• [What you should do]: Nothing but an exact repeat of the data, with pictures removed, belongs in the answer.

[Dataset records]
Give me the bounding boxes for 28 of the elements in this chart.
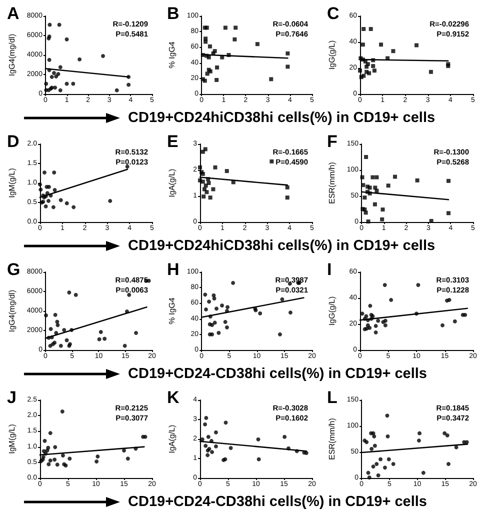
x-axis-title: CD19+CD24-CD38hi cells(%) in CD19+ cells <box>128 366 427 382</box>
chart-title: J <box>7 388 16 407</box>
y-axis-title: ESR(mm/h) <box>328 418 336 460</box>
x-axis-title: CD19+CD24-CD38hi cells(%) in CD19+ cells <box>128 494 427 510</box>
chart-title: G <box>7 260 20 279</box>
y-axis-title: IgG4(mg/dl) <box>8 290 16 332</box>
chart-title: I <box>327 260 332 279</box>
x-axis-title: CD19+CD24hiCD38hi cells(%) in CD19+ cells <box>128 110 436 126</box>
chart-title: H <box>167 260 180 279</box>
y-axis-title: IgG(g/L) <box>328 296 336 326</box>
y-axis-title: IgA(g/L) <box>168 168 176 198</box>
chart-title: K <box>167 388 180 407</box>
y-axis-title: % IgG4 <box>168 41 176 68</box>
chart-title: E <box>167 132 178 151</box>
chart-title: L <box>327 388 338 407</box>
y-axis-title: IgM(g/L) <box>8 168 16 198</box>
y-axis-title: % IgG4 <box>168 297 176 324</box>
y-axis-title: IgM(g/L) <box>8 424 16 454</box>
y-axis-title: ESR(mm/h) <box>328 162 336 204</box>
y-axis-title: IgG4(mg/dl) <box>8 34 16 76</box>
chart-title: B <box>167 4 180 23</box>
chart-title: F <box>327 132 338 151</box>
y-axis-title: IgG(g/L) <box>328 40 336 70</box>
chart-title: C <box>327 4 340 23</box>
chart-title: A <box>7 4 20 23</box>
y-axis-title: IgA(g/L) <box>168 424 176 454</box>
chart-title: D <box>7 132 20 151</box>
x-axis-title: CD19+CD24hiCD38hi cells(%) in CD19+ cells <box>128 238 436 254</box>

• [Answer to this task]:
Give me the bounding boxes for 28 of the elements in this chart.
x-axis-title: CD19+CD24-CD38hi cells(%) in CD19+ cells <box>128 366 427 382</box>
chart-title: J <box>7 388 16 407</box>
y-axis-title: ESR(mm/h) <box>328 418 336 460</box>
x-axis-title: CD19+CD24-CD38hi cells(%) in CD19+ cells <box>128 494 427 510</box>
chart-title: G <box>7 260 20 279</box>
y-axis-title: IgG4(mg/dl) <box>8 290 16 332</box>
chart-title: I <box>327 260 332 279</box>
x-axis-title: CD19+CD24hiCD38hi cells(%) in CD19+ cells <box>128 110 436 126</box>
chart-title: H <box>167 260 180 279</box>
y-axis-title: IgG(g/L) <box>328 296 336 326</box>
y-axis-title: IgA(g/L) <box>168 168 176 198</box>
chart-title: K <box>167 388 180 407</box>
y-axis-title: % IgG4 <box>168 41 176 68</box>
chart-title: E <box>167 132 178 151</box>
chart-title: L <box>327 388 338 407</box>
y-axis-title: IgM(g/L) <box>8 168 16 198</box>
y-axis-title: % IgG4 <box>168 297 176 324</box>
y-axis-title: IgM(g/L) <box>8 424 16 454</box>
y-axis-title: ESR(mm/h) <box>328 162 336 204</box>
y-axis-title: IgG4(mg/dl) <box>8 34 16 76</box>
chart-title: B <box>167 4 180 23</box>
chart-title: F <box>327 132 338 151</box>
y-axis-title: IgG(g/L) <box>328 40 336 70</box>
chart-title: C <box>327 4 340 23</box>
chart-title: A <box>7 4 20 23</box>
y-axis-title: IgA(g/L) <box>168 424 176 454</box>
chart-title: D <box>7 132 20 151</box>
x-axis-title: CD19+CD24hiCD38hi cells(%) in CD19+ cells <box>128 238 436 254</box>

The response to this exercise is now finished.